RECORD EXCERPTS:
+===+

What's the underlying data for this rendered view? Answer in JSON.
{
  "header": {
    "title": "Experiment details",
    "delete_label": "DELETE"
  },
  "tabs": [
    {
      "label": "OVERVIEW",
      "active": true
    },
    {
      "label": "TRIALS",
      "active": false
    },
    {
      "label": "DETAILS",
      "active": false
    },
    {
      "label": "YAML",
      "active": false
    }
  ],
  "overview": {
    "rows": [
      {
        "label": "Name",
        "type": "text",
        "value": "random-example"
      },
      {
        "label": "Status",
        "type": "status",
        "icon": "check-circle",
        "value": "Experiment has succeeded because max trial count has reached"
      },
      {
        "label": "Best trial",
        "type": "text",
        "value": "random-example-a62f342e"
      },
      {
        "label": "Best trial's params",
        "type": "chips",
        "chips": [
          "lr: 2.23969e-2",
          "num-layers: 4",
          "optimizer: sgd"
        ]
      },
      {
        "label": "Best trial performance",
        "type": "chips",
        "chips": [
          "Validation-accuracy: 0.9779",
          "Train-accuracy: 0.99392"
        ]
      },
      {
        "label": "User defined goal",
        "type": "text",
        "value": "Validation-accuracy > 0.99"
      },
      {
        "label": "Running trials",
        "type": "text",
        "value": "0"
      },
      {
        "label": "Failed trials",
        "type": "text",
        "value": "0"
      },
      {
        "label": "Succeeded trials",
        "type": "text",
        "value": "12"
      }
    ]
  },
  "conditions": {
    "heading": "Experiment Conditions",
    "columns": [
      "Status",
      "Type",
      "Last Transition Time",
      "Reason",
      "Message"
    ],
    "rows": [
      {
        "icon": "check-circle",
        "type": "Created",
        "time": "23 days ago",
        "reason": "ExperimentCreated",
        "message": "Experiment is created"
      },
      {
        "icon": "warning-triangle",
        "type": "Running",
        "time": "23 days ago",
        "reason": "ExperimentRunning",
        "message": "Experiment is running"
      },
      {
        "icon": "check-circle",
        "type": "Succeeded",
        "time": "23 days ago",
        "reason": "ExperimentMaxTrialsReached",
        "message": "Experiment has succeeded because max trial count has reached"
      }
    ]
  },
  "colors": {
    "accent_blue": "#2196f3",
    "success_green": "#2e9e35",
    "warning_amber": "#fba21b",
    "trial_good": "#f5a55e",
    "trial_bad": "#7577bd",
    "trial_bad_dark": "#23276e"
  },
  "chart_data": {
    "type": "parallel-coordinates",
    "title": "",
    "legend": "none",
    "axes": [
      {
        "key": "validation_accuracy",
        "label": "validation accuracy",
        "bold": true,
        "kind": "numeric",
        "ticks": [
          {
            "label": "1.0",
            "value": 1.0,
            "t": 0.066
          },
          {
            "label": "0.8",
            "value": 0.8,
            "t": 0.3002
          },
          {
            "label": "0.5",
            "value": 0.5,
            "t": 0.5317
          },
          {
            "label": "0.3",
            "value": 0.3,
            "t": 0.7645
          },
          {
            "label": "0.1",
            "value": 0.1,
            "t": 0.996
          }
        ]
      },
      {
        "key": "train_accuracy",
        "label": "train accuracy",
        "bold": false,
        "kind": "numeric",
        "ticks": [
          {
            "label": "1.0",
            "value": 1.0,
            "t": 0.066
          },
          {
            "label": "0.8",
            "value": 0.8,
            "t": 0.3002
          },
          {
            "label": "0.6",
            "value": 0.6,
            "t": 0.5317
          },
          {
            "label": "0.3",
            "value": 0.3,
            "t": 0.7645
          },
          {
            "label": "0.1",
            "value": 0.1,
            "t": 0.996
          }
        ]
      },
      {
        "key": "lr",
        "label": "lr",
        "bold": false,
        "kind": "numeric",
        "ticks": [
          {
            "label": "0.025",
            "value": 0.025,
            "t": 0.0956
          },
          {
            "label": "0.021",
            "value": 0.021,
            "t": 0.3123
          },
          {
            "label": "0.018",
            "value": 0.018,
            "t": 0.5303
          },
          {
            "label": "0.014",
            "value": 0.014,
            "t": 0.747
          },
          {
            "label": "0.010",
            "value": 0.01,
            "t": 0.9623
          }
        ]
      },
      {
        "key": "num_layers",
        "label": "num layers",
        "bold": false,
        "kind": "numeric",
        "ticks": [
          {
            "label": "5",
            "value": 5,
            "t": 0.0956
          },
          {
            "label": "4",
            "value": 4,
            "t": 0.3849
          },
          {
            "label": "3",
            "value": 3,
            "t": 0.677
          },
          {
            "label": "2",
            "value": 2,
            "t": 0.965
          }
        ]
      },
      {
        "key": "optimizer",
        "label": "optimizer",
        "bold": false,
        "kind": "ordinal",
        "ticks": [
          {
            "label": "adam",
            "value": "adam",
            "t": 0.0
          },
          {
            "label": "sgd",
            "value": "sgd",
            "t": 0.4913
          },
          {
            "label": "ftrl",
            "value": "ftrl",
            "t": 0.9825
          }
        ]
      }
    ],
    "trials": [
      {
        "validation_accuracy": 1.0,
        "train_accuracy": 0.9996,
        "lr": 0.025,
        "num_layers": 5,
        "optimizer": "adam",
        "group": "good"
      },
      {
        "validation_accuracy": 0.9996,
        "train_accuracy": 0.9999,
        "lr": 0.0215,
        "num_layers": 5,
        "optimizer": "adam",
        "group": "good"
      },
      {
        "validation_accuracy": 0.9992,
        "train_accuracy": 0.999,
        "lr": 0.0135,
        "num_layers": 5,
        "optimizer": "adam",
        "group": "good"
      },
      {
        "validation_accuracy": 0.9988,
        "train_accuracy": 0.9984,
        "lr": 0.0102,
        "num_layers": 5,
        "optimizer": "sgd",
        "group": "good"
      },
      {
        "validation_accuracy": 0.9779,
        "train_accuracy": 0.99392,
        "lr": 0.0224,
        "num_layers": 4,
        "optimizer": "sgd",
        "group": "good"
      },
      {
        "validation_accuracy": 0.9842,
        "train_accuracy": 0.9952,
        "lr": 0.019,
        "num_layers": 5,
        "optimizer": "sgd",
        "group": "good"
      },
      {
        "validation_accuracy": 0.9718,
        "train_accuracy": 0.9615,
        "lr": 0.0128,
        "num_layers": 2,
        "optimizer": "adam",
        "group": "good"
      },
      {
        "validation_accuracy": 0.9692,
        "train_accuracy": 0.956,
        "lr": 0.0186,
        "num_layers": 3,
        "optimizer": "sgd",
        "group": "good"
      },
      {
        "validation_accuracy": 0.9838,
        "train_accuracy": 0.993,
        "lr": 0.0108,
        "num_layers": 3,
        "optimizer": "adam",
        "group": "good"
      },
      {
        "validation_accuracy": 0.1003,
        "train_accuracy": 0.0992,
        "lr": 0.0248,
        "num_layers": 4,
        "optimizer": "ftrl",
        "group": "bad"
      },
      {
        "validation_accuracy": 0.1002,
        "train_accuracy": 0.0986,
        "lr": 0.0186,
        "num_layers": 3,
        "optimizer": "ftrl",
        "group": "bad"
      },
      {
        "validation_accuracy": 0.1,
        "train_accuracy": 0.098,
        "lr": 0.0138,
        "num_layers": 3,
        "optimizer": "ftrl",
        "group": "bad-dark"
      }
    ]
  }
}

+===+

DIRECTIONS FOR THIS TASK:
Working from the material above, retype it in its entirety without change.

EXERCISE OUTPUT:
What's the underlying data for this rendered view? Answer in JSON.
{
  "header": {
    "title": "Experiment details",
    "delete_label": "DELETE"
  },
  "tabs": [
    {
      "label": "OVERVIEW",
      "active": true
    },
    {
      "label": "TRIALS",
      "active": false
    },
    {
      "label": "DETAILS",
      "active": false
    },
    {
      "label": "YAML",
      "active": false
    }
  ],
  "overview": {
    "rows": [
      {
        "label": "Name",
        "type": "text",
        "value": "random-example"
      },
      {
        "label": "Status",
        "type": "status",
        "icon": "check-circle",
        "value": "Experiment has succeeded because max trial count has reached"
      },
      {
        "label": "Best trial",
        "type": "text",
        "value": "random-example-a62f342e"
      },
      {
        "label": "Best trial's params",
        "type": "chips",
        "chips": [
          "lr: 2.23969e-2",
          "num-layers: 4",
          "optimizer: sgd"
        ]
      },
      {
        "label": "Best trial performance",
        "type": "chips",
        "chips": [
          "Validation-accuracy: 0.9779",
          "Train-accuracy: 0.99392"
        ]
      },
      {
        "label": "User defined goal",
        "type": "text",
        "value": "Validation-accuracy > 0.99"
      },
      {
        "label": "Running trials",
        "type": "text",
        "value": "0"
      },
      {
        "label": "Failed trials",
        "type": "text",
        "value": "0"
      },
      {
        "label": "Succeeded trials",
        "type": "text",
        "value": "12"
      }
    ]
  },
  "conditions": {
    "heading": "Experiment Conditions",
    "columns": [
      "Status",
      "Type",
      "Last Transition Time",
      "Reason",
      "Message"
    ],
    "rows": [
      {
        "icon": "check-circle",
        "type": "Created",
        "time": "23 days ago",
        "reason": "ExperimentCreated",
        "message": "Experiment is created"
      },
      {
        "icon": "warning-triangle",
        "type": "Running",
        "time": "23 days ago",
        "reason": "ExperimentRunning",
        "message": "Experiment is running"
      },
      {
        "icon": "check-circle",
        "type": "Succeeded",
        "time": "23 days ago",
        "reason": "ExperimentMaxTrialsReached",
        "message": "Experiment has succeeded because max trial count has reached"
      }
    ]
  },
  "colors": {
    "accent_blue": "#2196f3",
    "success_green": "#2e9e35",
    "warning_amber": "#fba21b",
    "trial_good": "#f5a55e",
    "trial_bad": "#7577bd",
    "trial_bad_dark": "#23276e"
  },
  "chart_data": {
    "type": "parallel-coordinates",
    "title": "",
    "legend": "none",
    "axes": [
      {
        "key": "validation_accuracy",
        "label": "validation accuracy",
        "bold": true,
        "kind": "numeric",
        "ticks": [
          {
            "label": "1.0",
            "value": 1.0,
            "t": 0.066
          },
          {
            "label": "0.8",
            "value": 0.8,
            "t": 0.3002
          },
          {
            "label": "0.5",
            "value": 0.5,
            "t": 0.5317
          },
          {
            "label": "0.3",
            "value": 0.3,
            "t": 0.7645
          },
          {
            "label": "0.1",
            "value": 0.1,
            "t": 0.996
          }
        ]
      },
      {
        "key": "train_accuracy",
        "label": "train accuracy",
        "bold": false,
        "kind": "numeric",
        "ticks": [
          {
            "label": "1.0",
            "value": 1.0,
            "t": 0.066
          },
          {
            "label": "0.8",
            "value": 0.8,
            "t": 0.3002
          },
          {
            "label": "0.6",
            "value": 0.6,
            "t": 0.5317
          },
          {
            "label": "0.3",
            "value": 0.3,
            "t": 0.7645
          },
          {
            "label": "0.1",
            "value": 0.1,
            "t": 0.996
          }
        ]
      },
      {
        "key": "lr",
        "label": "lr",
        "bold": false,
        "kind": "numeric",
        "ticks": [
          {
            "label": "0.025",
            "value": 0.025,
            "t": 0.0956
          },
          {
            "label": "0.021",
            "value": 0.021,
            "t": 0.3123
          },
          {
            "label": "0.018",
            "value": 0.018,
            "t": 0.5303
          },
          {
            "label": "0.014",
            "value": 0.014,
            "t": 0.747
          },
          {
            "label": "0.010",
            "value": 0.01,
            "t": 0.9623
          }
        ]
      },
      {
        "key": "num_layers",
        "label": "num layers",
        "bold": false,
        "kind": "numeric",
        "ticks": [
          {
            "label": "5",
            "value": 5,
            "t": 0.0956
          },
          {
            "label": "4",
            "value": 4,
            "t": 0.3849
          },
          {
            "label": "3",
            "value": 3,
            "t": 0.677
          },
          {
            "label": "2",
            "value": 2,
            "t": 0.965
          }
        ]
      },
      {
        "key": "optimizer",
        "label": "optimizer",
        "bold": false,
        "kind": "ordinal",
        "ticks": [
          {
            "label": "adam",
            "value": "adam",
            "t": 0.0
          },
          {
            "label": "sgd",
            "value": "sgd",
            "t": 0.4913
          },
          {
            "label": "ftrl",
            "value": "ftrl",
            "t": 0.9825
          }
        ]
      }
    ],
    "trials": [
      {
        "validation_accuracy": 1.0,
        "train_accuracy": 0.9996,
        "lr": 0.025,
        "num_layers": 5,
        "optimizer": "adam",
        "group": "good"
      },
      {
        "validation_accuracy": 0.9996,
        "train_accuracy": 0.9999,
        "lr": 0.0215,
        "num_layers": 5,
        "optimizer": "adam",
        "group": "good"
      },
      {
        "validation_accuracy": 0.9992,
        "train_accuracy": 0.999,
        "lr": 0.0135,
        "num_layers": 5,
        "optimizer": "adam",
        "group": "good"
      },
      {
        "validation_accuracy": 0.9988,
        "train_accuracy": 0.9984,
        "lr": 0.0102,
        "num_layers": 5,
        "optimizer": "sgd",
        "group": "good"
      },
      {
        "validation_accuracy": 0.9779,
        "train_accuracy": 0.99392,
        "lr": 0.0224,
        "num_layers": 4,
        "optimizer": "sgd",
        "group": "good"
      },
      {
        "validation_accuracy": 0.9842,
        "train_accuracy": 0.9952,
        "lr": 0.019,
        "num_layers": 5,
        "optimizer": "sgd",
        "group": "good"
      },
      {
        "validation_accuracy": 0.9718,
        "train_accuracy": 0.9615,
        "lr": 0.0128,
        "num_layers": 2,
        "optimizer": "adam",
        "group": "good"
      },
      {
        "validation_accuracy": 0.9692,
        "train_accuracy": 0.956,
        "lr": 0.0186,
        "num_layers": 3,
        "optimizer": "sgd",
        "group": "good"
      },
      {
        "validation_accuracy": 0.9838,
        "train_accuracy": 0.993,
        "lr": 0.0108,
        "num_layers": 3,
        "optimizer": "adam",
        "group": "good"
      },
      {
        "validation_accuracy": 0.1003,
        "train_accuracy": 0.0992,
        "lr": 0.0248,
        "num_layers": 4,
        "optimizer": "ftrl",
        "group": "bad"
      },
      {
        "validation_accuracy": 0.1002,
        "train_accuracy": 0.0986,
        "lr": 0.0186,
        "num_layers": 3,
        "optimizer": "ftrl",
        "group": "bad"
      },
      {
        "validation_accuracy": 0.1,
        "train_accuracy": 0.098,
        "lr": 0.0138,
        "num_layers": 3,
        "optimizer": "ftrl",
        "group": "bad-dark"
      }
    ]
  }
}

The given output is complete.